[Collected data]
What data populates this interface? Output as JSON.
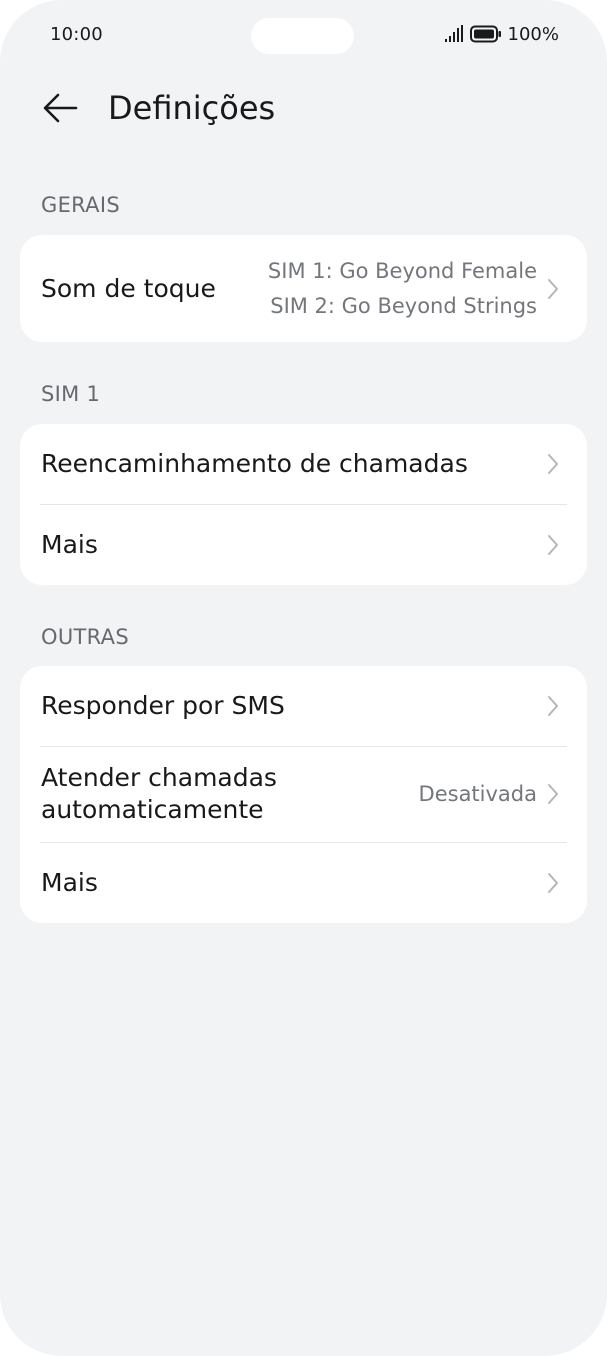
{
  "status_bar": {
    "time": "10:00",
    "battery": "100%"
  },
  "header": {
    "title": "Definições",
    "back_icon": "arrow-left-icon"
  },
  "sections": [
    {
      "label": "GERAIS",
      "items": [
        {
          "label": "Som de toque",
          "value_lines": [
            "SIM 1: Go Beyond Female",
            "SIM 2: Go Beyond Strings"
          ]
        }
      ]
    },
    {
      "label": "SIM 1",
      "items": [
        {
          "label": "Reencaminhamento de chamadas"
        },
        {
          "label": "Mais"
        }
      ]
    },
    {
      "label": "OUTRAS",
      "items": [
        {
          "label": "Responder por SMS"
        },
        {
          "label_lines": [
            "Atender chamadas",
            "automaticamente"
          ],
          "value": "Desativada"
        },
        {
          "label": "Mais"
        }
      ]
    }
  ],
  "colors": {
    "background": "#f1f3f5",
    "card": "#ffffff",
    "primary_text": "#191919",
    "secondary_text": "#73767b",
    "section_label": "#666a70"
  }
}
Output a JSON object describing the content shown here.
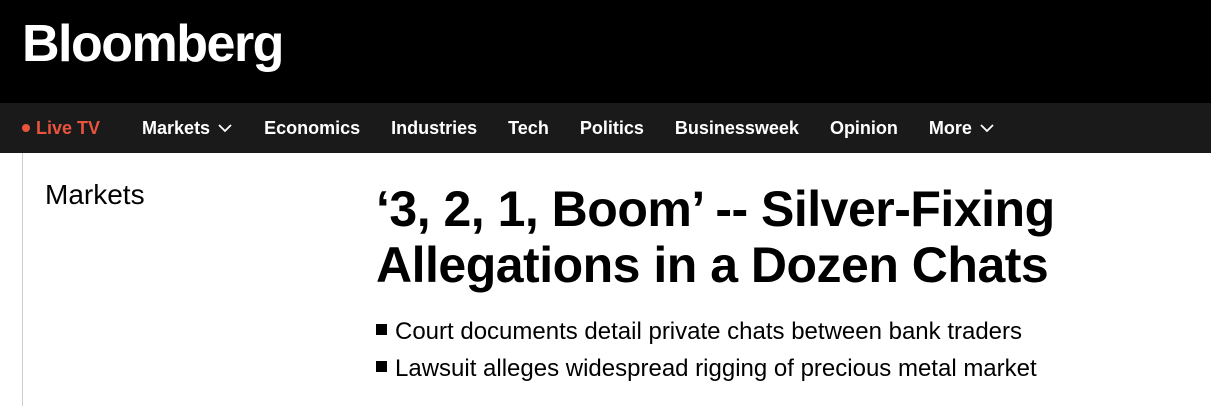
{
  "header": {
    "logo_text": "Bloomberg"
  },
  "nav": {
    "live": {
      "label": "Live TV",
      "color": "#e8543e"
    },
    "items": [
      {
        "label": "Markets",
        "has_dropdown": true
      },
      {
        "label": "Economics",
        "has_dropdown": false
      },
      {
        "label": "Industries",
        "has_dropdown": false
      },
      {
        "label": "Tech",
        "has_dropdown": false
      },
      {
        "label": "Politics",
        "has_dropdown": false
      },
      {
        "label": "Businessweek",
        "has_dropdown": false
      },
      {
        "label": "Opinion",
        "has_dropdown": false
      },
      {
        "label": "More",
        "has_dropdown": true
      }
    ],
    "dropdown_icon": "chevron-down-icon"
  },
  "article": {
    "section": "Markets",
    "headline_line1": "‘3, 2, 1, Boom’ -- Silver-Fixing",
    "headline_line2": "Allegations in a Dozen Chats",
    "bullets": [
      "Court documents detail private chats between bank traders",
      "Lawsuit alleges widespread rigging of precious metal market"
    ]
  },
  "colors": {
    "masthead_bg": "#000000",
    "nav_bg": "#1a1a1a",
    "live_accent": "#e8543e"
  }
}
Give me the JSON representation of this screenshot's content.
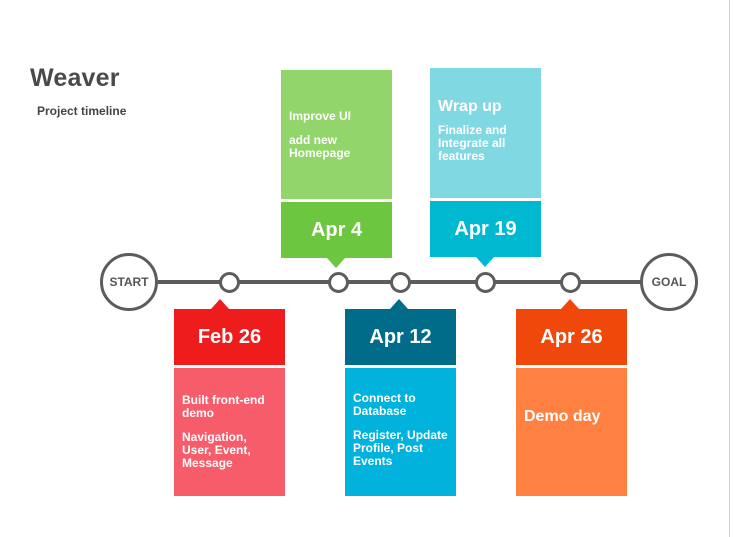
{
  "header": {
    "title": "Weaver",
    "subtitle": "Project timeline"
  },
  "timeline": {
    "start": "START",
    "goal": "GOAL"
  },
  "milestones": [
    {
      "date": "Feb 26",
      "lines": [
        "Built front-end demo",
        "Navigation, User, Event, Message"
      ],
      "date_color": "#ee1c1c",
      "body_color": "#f75c6b"
    },
    {
      "date": "Apr 4",
      "lines": [
        "Improve UI",
        "add new Homepage"
      ],
      "date_color": "#6cc63f",
      "body_color": "#92d56b"
    },
    {
      "date": "Apr 12",
      "lines": [
        "Connect to Database",
        "Register, Update Profile, Post Events"
      ],
      "date_color": "#006c8a",
      "body_color": "#00b2dc"
    },
    {
      "date": "Apr 19",
      "heading": "Wrap up",
      "lines": [
        "Finalize and Integrate all features"
      ],
      "date_color": "#00b8cf",
      "body_color": "#80d9e2"
    },
    {
      "date": "Apr 26",
      "lines": [
        "Demo day"
      ],
      "date_color": "#f0480a",
      "body_color": "#ff8040"
    }
  ]
}
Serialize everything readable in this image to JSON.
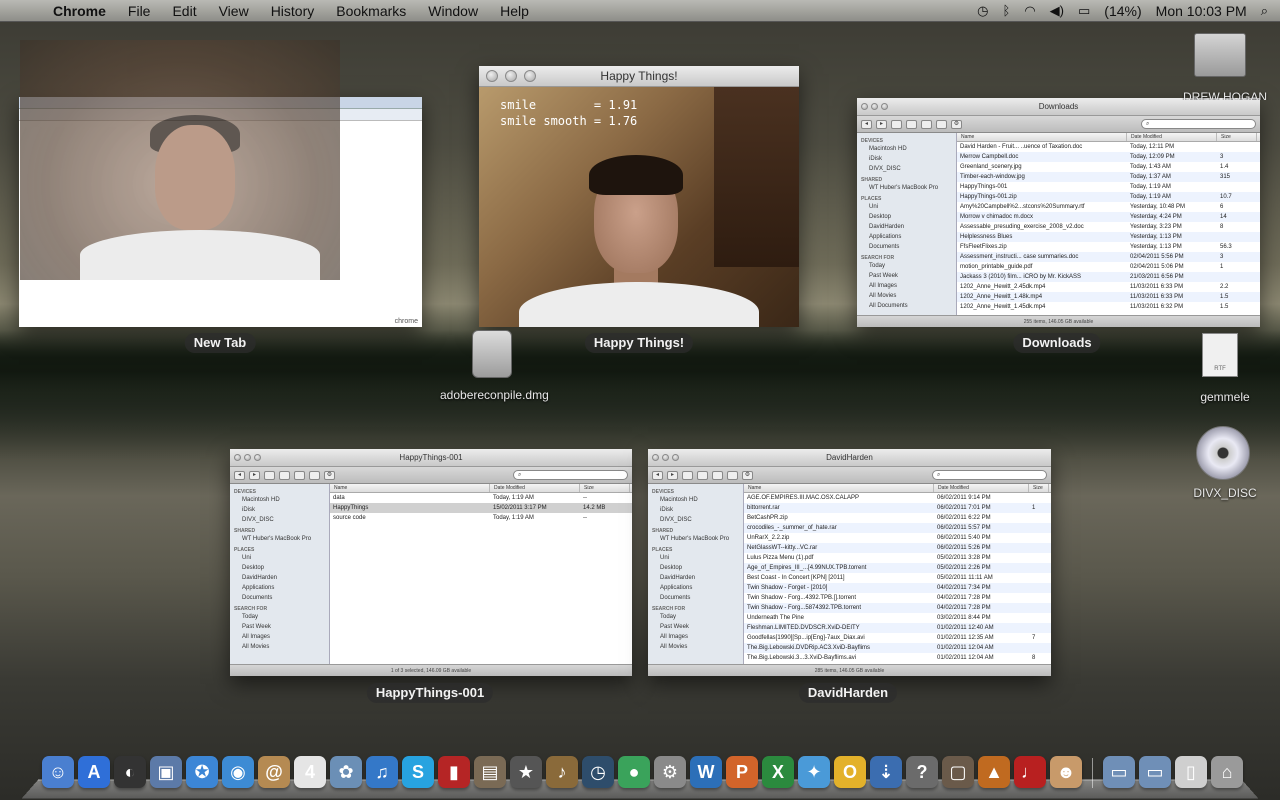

**Exercise description:** In the listing, find all lines with the string "Beyond" and copy them.

**The completed task:**
            "SIM 1: Go Beyond Female",
            "SIM 2: Go Beyond Strings"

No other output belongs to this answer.